* [TASK TO COMPLETE]
Omit the images, then print each record below exactly as it reads.

[Structured figure records]
● ● ● ● ●

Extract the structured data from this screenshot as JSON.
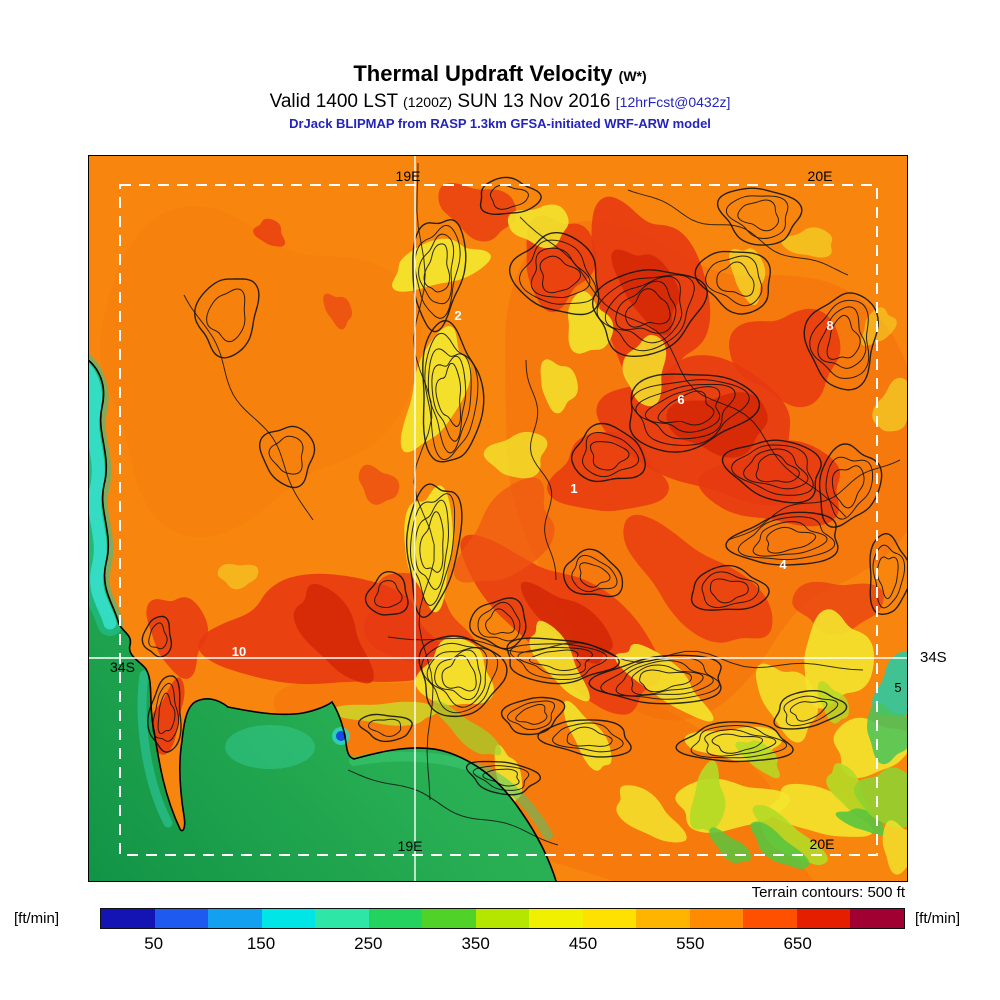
{
  "header": {
    "title": "Thermal Updraft Velocity",
    "title_suffix": "(W*)",
    "valid_prefix": "Valid 1400 LST",
    "valid_zulu": "(1200Z)",
    "valid_date": "SUN 13 Nov 2016",
    "valid_fcst": "[12hrFcst@0432z]",
    "model_line": "DrJack BLIPMAP from RASP 1.3km GFSA-initiated WRF-ARW model",
    "accent_blue": "#2323bd"
  },
  "map": {
    "grid_labels": {
      "lon_19e_top": "19E",
      "lon_20e_top": "20E",
      "lon_19e_bottom": "19E",
      "lon_20e_bottom": "20E",
      "lat_34s_left": "34S",
      "lat_34s_right": "34S",
      "edge_5": "5"
    },
    "waypoints": [
      {
        "label": "2"
      },
      {
        "label": "8"
      },
      {
        "label": "6"
      },
      {
        "label": "1"
      },
      {
        "label": "4"
      },
      {
        "label": "10"
      }
    ],
    "palette": {
      "land_orange": "#f8860e",
      "hot_red": "#e83a12",
      "ridge_yellow": "#f3e42c",
      "ocean_green": "#28ad52",
      "coast_cyan": "#35ddc6"
    }
  },
  "footer": {
    "terrain_note": "Terrain contours: 500 ft",
    "unit_left": "[ft/min]",
    "unit_right": "[ft/min]",
    "colorbar": {
      "tick_labels": [
        "50",
        "150",
        "250",
        "350",
        "450",
        "550",
        "650"
      ],
      "segment_colors": [
        "#1414b4",
        "#1e5af0",
        "#14a0f0",
        "#00e6e6",
        "#2ee6a6",
        "#23d25f",
        "#50d228",
        "#b4e600",
        "#f0f000",
        "#ffe100",
        "#ffb400",
        "#ff8c00",
        "#ff5000",
        "#e61e00",
        "#a00032"
      ]
    }
  }
}
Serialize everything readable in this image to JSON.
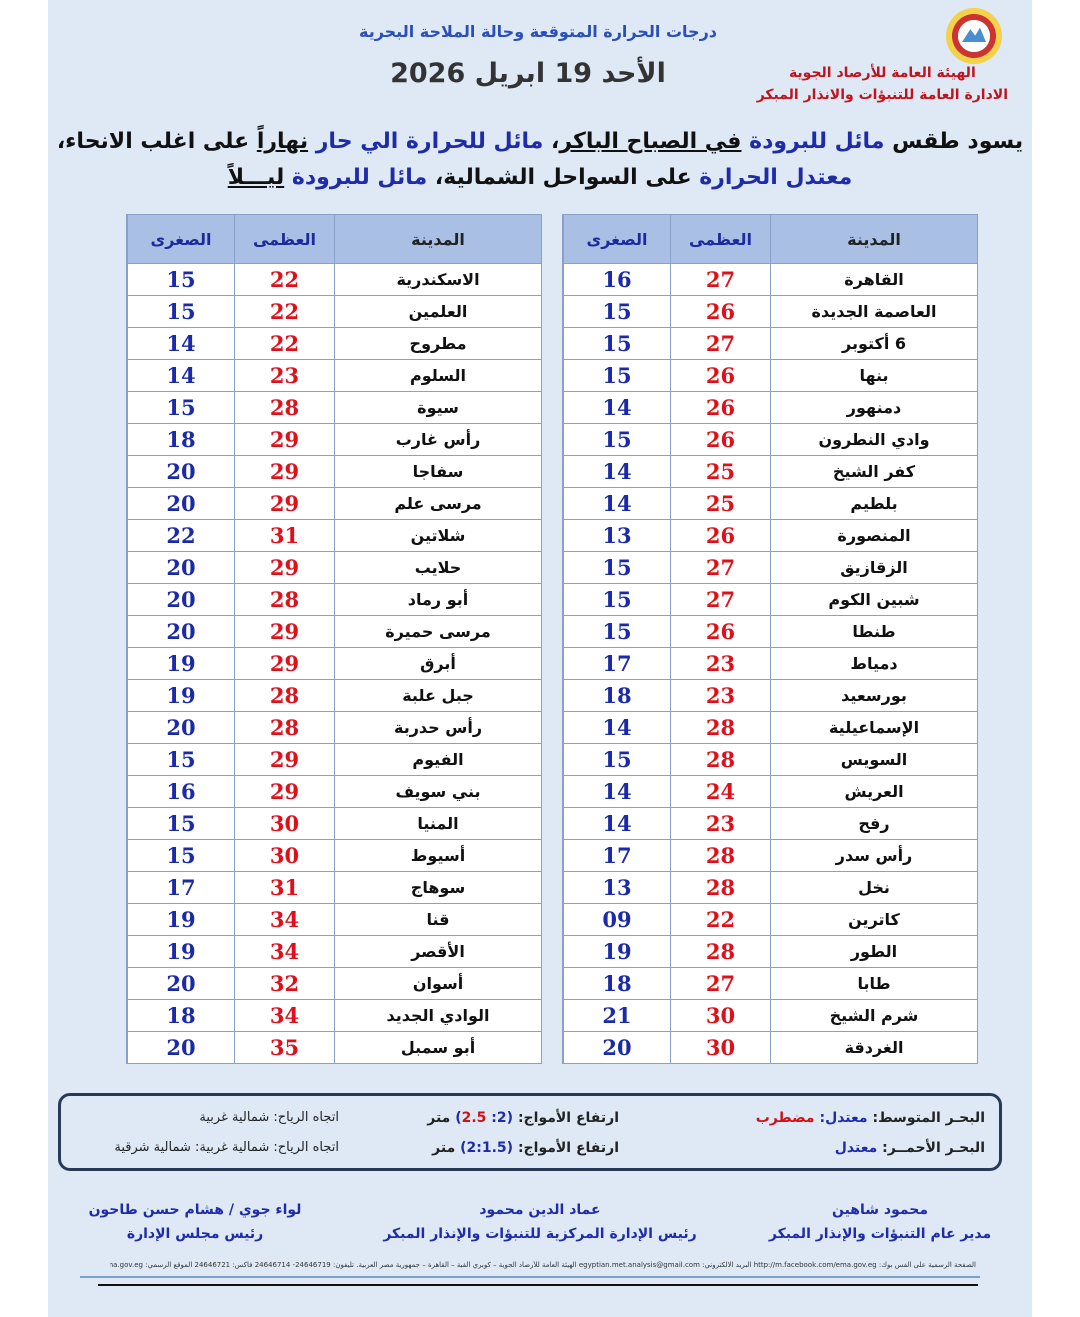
{
  "header": {
    "org_line1": "الهيئة العامة للأرصاد الجوية",
    "org_line2": "الادارة العامة للتنبؤات والانذار المبكر",
    "subtitle": "درجات الحرارة المتوقعة وحالة الملاحة البحرية",
    "date": "الأحد 19 ابريل 2026"
  },
  "summary": {
    "p1": "يسود طقس ",
    "p2": "مائل للبرودة",
    "p3": " ",
    "p4": "في الصباح الباكر",
    "p5": "، ",
    "p6": "مائل للحرارة الي حار",
    "p7": " ",
    "p8": "نهاراً",
    "p9": " على اغلب الانحاء،",
    "p10": "معتدل الحرارة",
    "p11": " على السواحل الشمالية، ",
    "p12": "مائل للبرودة",
    "p13": " ",
    "p14": "ليـــلاً"
  },
  "columns": {
    "city": "المدينة",
    "max": "العظمى",
    "min": "الصغرى"
  },
  "colors": {
    "max": "#e0101a",
    "min": "#1a2aa8",
    "header_bg": "#a9c0e4"
  },
  "table_right": [
    [
      "القاهرة",
      "27",
      "16"
    ],
    [
      "العاصمة الجديدة",
      "26",
      "15"
    ],
    [
      "6 أكتوبر",
      "27",
      "15"
    ],
    [
      "بنها",
      "26",
      "15"
    ],
    [
      "دمنهور",
      "26",
      "14"
    ],
    [
      "وادي النطرون",
      "26",
      "15"
    ],
    [
      "كفر الشيخ",
      "25",
      "14"
    ],
    [
      "بلطيم",
      "25",
      "14"
    ],
    [
      "المنصورة",
      "26",
      "13"
    ],
    [
      "الزقازيق",
      "27",
      "15"
    ],
    [
      "شبين الكوم",
      "27",
      "15"
    ],
    [
      "طنطا",
      "26",
      "15"
    ],
    [
      "دمياط",
      "23",
      "17"
    ],
    [
      "بورسعيد",
      "23",
      "18"
    ],
    [
      "الإسماعيلية",
      "28",
      "14"
    ],
    [
      "السويس",
      "28",
      "15"
    ],
    [
      "العريش",
      "24",
      "14"
    ],
    [
      "رفح",
      "23",
      "14"
    ],
    [
      "رأس سدر",
      "28",
      "17"
    ],
    [
      "نخل",
      "28",
      "13"
    ],
    [
      "كاترين",
      "22",
      "09"
    ],
    [
      "الطور",
      "28",
      "19"
    ],
    [
      "طابا",
      "27",
      "18"
    ],
    [
      "شرم الشيخ",
      "30",
      "21"
    ],
    [
      "الغردقة",
      "30",
      "20"
    ]
  ],
  "table_left": [
    [
      "الاسكندرية",
      "22",
      "15"
    ],
    [
      "العلمين",
      "22",
      "15"
    ],
    [
      "مطروح",
      "22",
      "14"
    ],
    [
      "السلوم",
      "23",
      "14"
    ],
    [
      "سيوة",
      "28",
      "15"
    ],
    [
      "رأس غارب",
      "29",
      "18"
    ],
    [
      "سفاجا",
      "29",
      "20"
    ],
    [
      "مرسى علم",
      "29",
      "20"
    ],
    [
      "شلاتين",
      "31",
      "22"
    ],
    [
      "حلايب",
      "29",
      "20"
    ],
    [
      "أبو رماد",
      "28",
      "20"
    ],
    [
      "مرسى حميرة",
      "29",
      "20"
    ],
    [
      "أبرق",
      "29",
      "19"
    ],
    [
      "جبل علبة",
      "28",
      "19"
    ],
    [
      "رأس حدربة",
      "28",
      "20"
    ],
    [
      "الفيوم",
      "29",
      "15"
    ],
    [
      "بني سويف",
      "29",
      "16"
    ],
    [
      "المنيا",
      "30",
      "15"
    ],
    [
      "أسيوط",
      "30",
      "15"
    ],
    [
      "سوهاج",
      "31",
      "17"
    ],
    [
      "قنا",
      "34",
      "19"
    ],
    [
      "الأقصر",
      "34",
      "19"
    ],
    [
      "أسوان",
      "32",
      "20"
    ],
    [
      "الوادي الجديد",
      "34",
      "18"
    ],
    [
      "أبو سمبل",
      "35",
      "20"
    ]
  ],
  "sea": {
    "med": {
      "label": "البحـر المتوسط: ",
      "state1": "معتدل: ",
      "state2": "مضطرب",
      "waves_label": "ارتفاع الأمواج: ",
      "w1": "(2: ",
      "w2": "2.5",
      "w3": ")",
      "unit": " متر",
      "wind": "اتجاه الرياح: شمالية غربية"
    },
    "red": {
      "label": "البحـر الأحمــر: ",
      "state1": "معتدل",
      "waves_label": "ارتفاع الأمواج: ",
      "w1": "(2:1.5)",
      "unit": " متر",
      "wind": "اتجاه الرياح: شمالية غربية: شمالية شرقية"
    }
  },
  "signatures": [
    {
      "name": "محمود شاهين",
      "role": "مدير عام التنبؤات والإنذار المبكر"
    },
    {
      "name": "عماد الدين محمود",
      "role": "رئيس الإدارة المركزية للتنبؤات والإنذار المبكر"
    },
    {
      "name": "لواء جوي / هشام حسن طاحون",
      "role": "رئيس مجلس الإدارة"
    }
  ],
  "footer": "الصفحة الرسمية على الفس بوك: http://m.facebook.com/ema.gov.eg البريد الالكتروني: egyptian.met.analysis@gmail.com الهيئة العامة للأرصاد الجوية – كوبري القبة – القاهرة – جمهورية مصر العربية. تليفون: 24646719- 24646714 فاكس: 24646721 الموقع الرسمي: www.ema.gov.eg"
}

● ● ● ● ●

* [ANSWER TO THE TASK]
Extract the structured data from this screenshot as JSON.
{
  "header": {
    "title": "Thermal Updraft Velocity",
    "title_suffix": "(W*)",
    "valid_prefix": "Valid 1400 LST",
    "valid_zulu": "(1200Z)",
    "valid_date": "SUN 13 Nov 2016",
    "valid_fcst": "[12hrFcst@0432z]",
    "model_line": "DrJack BLIPMAP from RASP 1.3km GFSA-initiated WRF-ARW model",
    "accent_blue": "#2323bd"
  },
  "map": {
    "grid_labels": {
      "lon_19e_top": "19E",
      "lon_20e_top": "20E",
      "lon_19e_bottom": "19E",
      "lon_20e_bottom": "20E",
      "lat_34s_left": "34S",
      "lat_34s_right": "34S",
      "edge_5": "5"
    },
    "waypoints": [
      {
        "label": "2"
      },
      {
        "label": "8"
      },
      {
        "label": "6"
      },
      {
        "label": "1"
      },
      {
        "label": "4"
      },
      {
        "label": "10"
      }
    ],
    "palette": {
      "land_orange": "#f8860e",
      "hot_red": "#e83a12",
      "ridge_yellow": "#f3e42c",
      "ocean_green": "#28ad52",
      "coast_cyan": "#35ddc6"
    }
  },
  "footer": {
    "terrain_note": "Terrain contours: 500 ft",
    "unit_left": "[ft/min]",
    "unit_right": "[ft/min]",
    "colorbar": {
      "tick_labels": [
        "50",
        "150",
        "250",
        "350",
        "450",
        "550",
        "650"
      ],
      "segment_colors": [
        "#1414b4",
        "#1e5af0",
        "#14a0f0",
        "#00e6e6",
        "#2ee6a6",
        "#23d25f",
        "#50d228",
        "#b4e600",
        "#f0f000",
        "#ffe100",
        "#ffb400",
        "#ff8c00",
        "#ff5000",
        "#e61e00",
        "#a00032"
      ]
    }
  }
}
Serialize everything readable in this image to JSON.
{
  "header": {
    "org_line1": "الهيئة العامة للأرصاد الجوية",
    "org_line2": "الادارة العامة للتنبؤات والانذار المبكر",
    "subtitle": "درجات الحرارة المتوقعة وحالة الملاحة البحرية",
    "date": "الأحد 19 ابريل 2026"
  },
  "summary": {
    "p1": "يسود طقس ",
    "p2": "مائل للبرودة",
    "p3": " ",
    "p4": "في الصباح الباكر",
    "p5": "، ",
    "p6": "مائل للحرارة الي حار",
    "p7": " ",
    "p8": "نهاراً",
    "p9": " على اغلب الانحاء،",
    "p10": "معتدل الحرارة",
    "p11": " على السواحل الشمالية، ",
    "p12": "مائل للبرودة",
    "p13": " ",
    "p14": "ليـــلاً"
  },
  "columns": {
    "city": "المدينة",
    "max": "العظمى",
    "min": "الصغرى"
  },
  "colors": {
    "max": "#e0101a",
    "min": "#1a2aa8",
    "header_bg": "#a9c0e4"
  },
  "table_right": [
    [
      "القاهرة",
      "27",
      "16"
    ],
    [
      "العاصمة الجديدة",
      "26",
      "15"
    ],
    [
      "6 أكتوبر",
      "27",
      "15"
    ],
    [
      "بنها",
      "26",
      "15"
    ],
    [
      "دمنهور",
      "26",
      "14"
    ],
    [
      "وادي النطرون",
      "26",
      "15"
    ],
    [
      "كفر الشيخ",
      "25",
      "14"
    ],
    [
      "بلطيم",
      "25",
      "14"
    ],
    [
      "المنصورة",
      "26",
      "13"
    ],
    [
      "الزقازيق",
      "27",
      "15"
    ],
    [
      "شبين الكوم",
      "27",
      "15"
    ],
    [
      "طنطا",
      "26",
      "15"
    ],
    [
      "دمياط",
      "23",
      "17"
    ],
    [
      "بورسعيد",
      "23",
      "18"
    ],
    [
      "الإسماعيلية",
      "28",
      "14"
    ],
    [
      "السويس",
      "28",
      "15"
    ],
    [
      "العريش",
      "24",
      "14"
    ],
    [
      "رفح",
      "23",
      "14"
    ],
    [
      "رأس سدر",
      "28",
      "17"
    ],
    [
      "نخل",
      "28",
      "13"
    ],
    [
      "كاترين",
      "22",
      "09"
    ],
    [
      "الطور",
      "28",
      "19"
    ],
    [
      "طابا",
      "27",
      "18"
    ],
    [
      "شرم الشيخ",
      "30",
      "21"
    ],
    [
      "الغردقة",
      "30",
      "20"
    ]
  ],
  "table_left": [
    [
      "الاسكندرية",
      "22",
      "15"
    ],
    [
      "العلمين",
      "22",
      "15"
    ],
    [
      "مطروح",
      "22",
      "14"
    ],
    [
      "السلوم",
      "23",
      "14"
    ],
    [
      "سيوة",
      "28",
      "15"
    ],
    [
      "رأس غارب",
      "29",
      "18"
    ],
    [
      "سفاجا",
      "29",
      "20"
    ],
    [
      "مرسى علم",
      "29",
      "20"
    ],
    [
      "شلاتين",
      "31",
      "22"
    ],
    [
      "حلايب",
      "29",
      "20"
    ],
    [
      "أبو رماد",
      "28",
      "20"
    ],
    [
      "مرسى حميرة",
      "29",
      "20"
    ],
    [
      "أبرق",
      "29",
      "19"
    ],
    [
      "جبل علبة",
      "28",
      "19"
    ],
    [
      "رأس حدربة",
      "28",
      "20"
    ],
    [
      "الفيوم",
      "29",
      "15"
    ],
    [
      "بني سويف",
      "29",
      "16"
    ],
    [
      "المنيا",
      "30",
      "15"
    ],
    [
      "أسيوط",
      "30",
      "15"
    ],
    [
      "سوهاج",
      "31",
      "17"
    ],
    [
      "قنا",
      "34",
      "19"
    ],
    [
      "الأقصر",
      "34",
      "19"
    ],
    [
      "أسوان",
      "32",
      "20"
    ],
    [
      "الوادي الجديد",
      "34",
      "18"
    ],
    [
      "أبو سمبل",
      "35",
      "20"
    ]
  ],
  "sea": {
    "med": {
      "label": "البحـر المتوسط: ",
      "state1": "معتدل: ",
      "state2": "مضطرب",
      "waves_label": "ارتفاع الأمواج: ",
      "w1": "(2: ",
      "w2": "2.5",
      "w3": ")",
      "unit": " متر",
      "wind": "اتجاه الرياح: شمالية غربية"
    },
    "red": {
      "label": "البحـر الأحمــر: ",
      "state1": "معتدل",
      "waves_label": "ارتفاع الأمواج: ",
      "w1": "(2:1.5)",
      "unit": " متر",
      "wind": "اتجاه الرياح: شمالية غربية: شمالية شرقية"
    }
  },
  "signatures": [
    {
      "name": "محمود شاهين",
      "role": "مدير عام التنبؤات والإنذار المبكر"
    },
    {
      "name": "عماد الدين محمود",
      "role": "رئيس الإدارة المركزية للتنبؤات والإنذار المبكر"
    },
    {
      "name": "لواء جوي / هشام حسن طاحون",
      "role": "رئيس مجلس الإدارة"
    }
  ],
  "footer": "الصفحة الرسمية على الفس بوك: http://m.facebook.com/ema.gov.eg البريد الالكتروني: egyptian.met.analysis@gmail.com الهيئة العامة للأرصاد الجوية – كوبري القبة – القاهرة – جمهورية مصر العربية. تليفون: 24646719- 24646714 فاكس: 24646721 الموقع الرسمي: www.ema.gov.eg"
}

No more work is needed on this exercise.